(Element position data)
►

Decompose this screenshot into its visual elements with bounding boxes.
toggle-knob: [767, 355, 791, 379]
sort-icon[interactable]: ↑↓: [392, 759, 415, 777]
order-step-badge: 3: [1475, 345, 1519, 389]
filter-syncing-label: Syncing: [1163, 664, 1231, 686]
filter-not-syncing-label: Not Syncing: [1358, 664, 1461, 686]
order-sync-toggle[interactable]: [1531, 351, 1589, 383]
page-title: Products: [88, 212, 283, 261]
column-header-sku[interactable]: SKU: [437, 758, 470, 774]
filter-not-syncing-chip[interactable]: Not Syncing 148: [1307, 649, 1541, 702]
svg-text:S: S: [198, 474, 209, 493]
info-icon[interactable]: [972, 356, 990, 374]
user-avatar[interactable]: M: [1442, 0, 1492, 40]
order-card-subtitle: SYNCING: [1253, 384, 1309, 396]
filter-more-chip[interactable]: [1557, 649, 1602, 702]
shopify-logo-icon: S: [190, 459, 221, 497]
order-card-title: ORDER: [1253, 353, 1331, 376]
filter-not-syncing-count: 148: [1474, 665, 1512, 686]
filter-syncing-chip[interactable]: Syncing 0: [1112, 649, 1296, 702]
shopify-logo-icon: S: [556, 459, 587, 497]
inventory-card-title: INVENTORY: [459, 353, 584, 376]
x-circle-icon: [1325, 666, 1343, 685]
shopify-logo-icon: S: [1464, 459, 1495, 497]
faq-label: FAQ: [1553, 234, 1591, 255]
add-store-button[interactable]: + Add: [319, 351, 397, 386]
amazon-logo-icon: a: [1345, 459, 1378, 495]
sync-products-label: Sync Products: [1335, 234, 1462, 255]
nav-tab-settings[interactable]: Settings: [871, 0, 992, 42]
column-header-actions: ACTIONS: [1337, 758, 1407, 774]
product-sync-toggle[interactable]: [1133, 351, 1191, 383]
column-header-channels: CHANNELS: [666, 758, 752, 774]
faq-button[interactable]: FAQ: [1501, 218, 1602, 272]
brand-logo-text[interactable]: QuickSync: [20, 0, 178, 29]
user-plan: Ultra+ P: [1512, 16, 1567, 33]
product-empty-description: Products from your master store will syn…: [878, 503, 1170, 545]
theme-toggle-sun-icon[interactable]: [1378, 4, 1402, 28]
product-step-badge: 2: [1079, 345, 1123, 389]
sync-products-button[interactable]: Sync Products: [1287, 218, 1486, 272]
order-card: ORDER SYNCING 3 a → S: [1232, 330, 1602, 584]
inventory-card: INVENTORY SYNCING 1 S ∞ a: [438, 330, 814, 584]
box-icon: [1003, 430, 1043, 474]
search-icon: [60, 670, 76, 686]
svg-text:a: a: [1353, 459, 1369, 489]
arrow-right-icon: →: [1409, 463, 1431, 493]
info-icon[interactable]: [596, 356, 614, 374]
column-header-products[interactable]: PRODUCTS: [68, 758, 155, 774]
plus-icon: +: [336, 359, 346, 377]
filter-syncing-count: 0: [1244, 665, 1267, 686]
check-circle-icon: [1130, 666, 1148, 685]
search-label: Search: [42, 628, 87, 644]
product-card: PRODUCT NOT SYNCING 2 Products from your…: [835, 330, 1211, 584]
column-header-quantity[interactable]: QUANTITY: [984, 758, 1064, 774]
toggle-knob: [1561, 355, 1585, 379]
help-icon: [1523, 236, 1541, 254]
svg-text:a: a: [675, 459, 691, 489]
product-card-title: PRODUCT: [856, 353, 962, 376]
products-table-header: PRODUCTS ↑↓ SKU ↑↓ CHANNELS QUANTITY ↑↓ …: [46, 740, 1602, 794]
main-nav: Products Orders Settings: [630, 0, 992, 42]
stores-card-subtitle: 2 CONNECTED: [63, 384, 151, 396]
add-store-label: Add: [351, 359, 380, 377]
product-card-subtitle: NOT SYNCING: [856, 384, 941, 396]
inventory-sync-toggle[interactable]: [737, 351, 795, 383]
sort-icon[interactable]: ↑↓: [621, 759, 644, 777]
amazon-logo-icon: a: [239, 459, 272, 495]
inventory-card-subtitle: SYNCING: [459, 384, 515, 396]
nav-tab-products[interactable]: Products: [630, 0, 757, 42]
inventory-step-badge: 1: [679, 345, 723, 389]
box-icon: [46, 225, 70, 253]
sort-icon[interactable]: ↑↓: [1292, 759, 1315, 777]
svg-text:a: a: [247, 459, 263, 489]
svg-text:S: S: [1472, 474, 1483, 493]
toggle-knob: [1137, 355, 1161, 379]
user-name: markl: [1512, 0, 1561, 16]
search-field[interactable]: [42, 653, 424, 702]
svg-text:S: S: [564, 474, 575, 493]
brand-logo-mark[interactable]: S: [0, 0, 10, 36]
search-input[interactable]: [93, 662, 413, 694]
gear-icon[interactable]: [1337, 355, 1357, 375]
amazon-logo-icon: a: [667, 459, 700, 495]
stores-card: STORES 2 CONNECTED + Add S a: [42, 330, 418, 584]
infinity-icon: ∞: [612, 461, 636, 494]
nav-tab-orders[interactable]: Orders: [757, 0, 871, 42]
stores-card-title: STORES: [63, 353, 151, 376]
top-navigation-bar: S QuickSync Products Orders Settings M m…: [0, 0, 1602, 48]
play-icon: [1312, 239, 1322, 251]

◄

* **INSTRUCTION**
Copy every one of the rows above, reproducing each line character for character.

* **EXPECTED ANSWER**
Decompose this screenshot into its visual elements with bounding boxes.
toggle-knob: [767, 355, 791, 379]
sort-icon[interactable]: ↑↓: [392, 759, 415, 777]
order-step-badge: 3: [1475, 345, 1519, 389]
filter-syncing-label: Syncing: [1163, 664, 1231, 686]
filter-not-syncing-label: Not Syncing: [1358, 664, 1461, 686]
order-sync-toggle[interactable]: [1531, 351, 1589, 383]
page-title: Products: [88, 212, 283, 261]
column-header-sku[interactable]: SKU: [437, 758, 470, 774]
filter-not-syncing-chip[interactable]: Not Syncing 148: [1307, 649, 1541, 702]
svg-text:S: S: [198, 474, 209, 493]
info-icon[interactable]: [972, 356, 990, 374]
user-avatar[interactable]: M: [1442, 0, 1492, 40]
order-card-subtitle: SYNCING: [1253, 384, 1309, 396]
filter-more-chip[interactable]: [1557, 649, 1602, 702]
shopify-logo-icon: S: [190, 459, 221, 497]
order-card-title: ORDER: [1253, 353, 1331, 376]
filter-not-syncing-count: 148: [1474, 665, 1512, 686]
filter-syncing-chip[interactable]: Syncing 0: [1112, 649, 1296, 702]
shopify-logo-icon: S: [556, 459, 587, 497]
inventory-card-title: INVENTORY: [459, 353, 584, 376]
x-circle-icon: [1325, 666, 1343, 685]
shopify-logo-icon: S: [1464, 459, 1495, 497]
faq-label: FAQ: [1553, 234, 1591, 255]
add-store-button[interactable]: + Add: [319, 351, 397, 386]
amazon-logo-icon: a: [1345, 459, 1378, 495]
sync-products-label: Sync Products: [1335, 234, 1462, 255]
nav-tab-settings[interactable]: Settings: [871, 0, 992, 42]
column-header-actions: ACTIONS: [1337, 758, 1407, 774]
product-sync-toggle[interactable]: [1133, 351, 1191, 383]
column-header-channels: CHANNELS: [666, 758, 752, 774]
faq-button[interactable]: FAQ: [1501, 218, 1602, 272]
brand-logo-text[interactable]: QuickSync: [20, 0, 178, 29]
user-plan: Ultra+ P: [1512, 16, 1567, 33]
product-empty-description: Products from your master store will syn…: [878, 503, 1170, 545]
theme-toggle-sun-icon[interactable]: [1378, 4, 1402, 28]
product-step-badge: 2: [1079, 345, 1123, 389]
sync-products-button[interactable]: Sync Products: [1287, 218, 1486, 272]
order-card: ORDER SYNCING 3 a → S: [1232, 330, 1602, 584]
inventory-card: INVENTORY SYNCING 1 S ∞ a: [438, 330, 814, 584]
box-icon: [1003, 430, 1043, 474]
search-icon: [60, 670, 76, 686]
svg-text:a: a: [1353, 459, 1369, 489]
arrow-right-icon: →: [1409, 463, 1431, 493]
info-icon[interactable]: [596, 356, 614, 374]
column-header-products[interactable]: PRODUCTS: [68, 758, 155, 774]
plus-icon: +: [336, 359, 346, 377]
filter-syncing-count: 0: [1244, 665, 1267, 686]
check-circle-icon: [1130, 666, 1148, 685]
search-label: Search: [42, 628, 87, 644]
product-card: PRODUCT NOT SYNCING 2 Products from your…: [835, 330, 1211, 584]
column-header-quantity[interactable]: QUANTITY: [984, 758, 1064, 774]
toggle-knob: [1561, 355, 1585, 379]
help-icon: [1523, 236, 1541, 254]
svg-text:a: a: [675, 459, 691, 489]
product-card-title: PRODUCT: [856, 353, 962, 376]
products-table-header: PRODUCTS ↑↓ SKU ↑↓ CHANNELS QUANTITY ↑↓ …: [46, 740, 1602, 794]
main-nav: Products Orders Settings: [630, 0, 992, 42]
stores-card-subtitle: 2 CONNECTED: [63, 384, 151, 396]
add-store-label: Add: [351, 359, 380, 377]
product-card-subtitle: NOT SYNCING: [856, 384, 941, 396]
inventory-sync-toggle[interactable]: [737, 351, 795, 383]
sort-icon[interactable]: ↑↓: [621, 759, 644, 777]
amazon-logo-icon: a: [239, 459, 272, 495]
inventory-card-subtitle: SYNCING: [459, 384, 515, 396]
nav-tab-products[interactable]: Products: [630, 0, 757, 42]
inventory-step-badge: 1: [679, 345, 723, 389]
box-icon: [46, 225, 70, 253]
sort-icon[interactable]: ↑↓: [1292, 759, 1315, 777]
svg-text:a: a: [247, 459, 263, 489]
svg-text:S: S: [1472, 474, 1483, 493]
toggle-knob: [1137, 355, 1161, 379]
user-name: markl: [1512, 0, 1561, 16]
search-field[interactable]: [42, 653, 424, 702]
svg-text:S: S: [564, 474, 575, 493]
brand-logo-mark[interactable]: S: [0, 0, 10, 36]
search-input[interactable]: [93, 662, 413, 694]
gear-icon[interactable]: [1337, 355, 1357, 375]
amazon-logo-icon: a: [667, 459, 700, 495]
stores-card: STORES 2 CONNECTED + Add S a: [42, 330, 418, 584]
infinity-icon: ∞: [612, 461, 636, 494]
nav-tab-orders[interactable]: Orders: [757, 0, 871, 42]
stores-card-title: STORES: [63, 353, 151, 376]
top-navigation-bar: S QuickSync Products Orders Settings M m…: [0, 0, 1602, 48]
play-icon: [1312, 239, 1322, 251]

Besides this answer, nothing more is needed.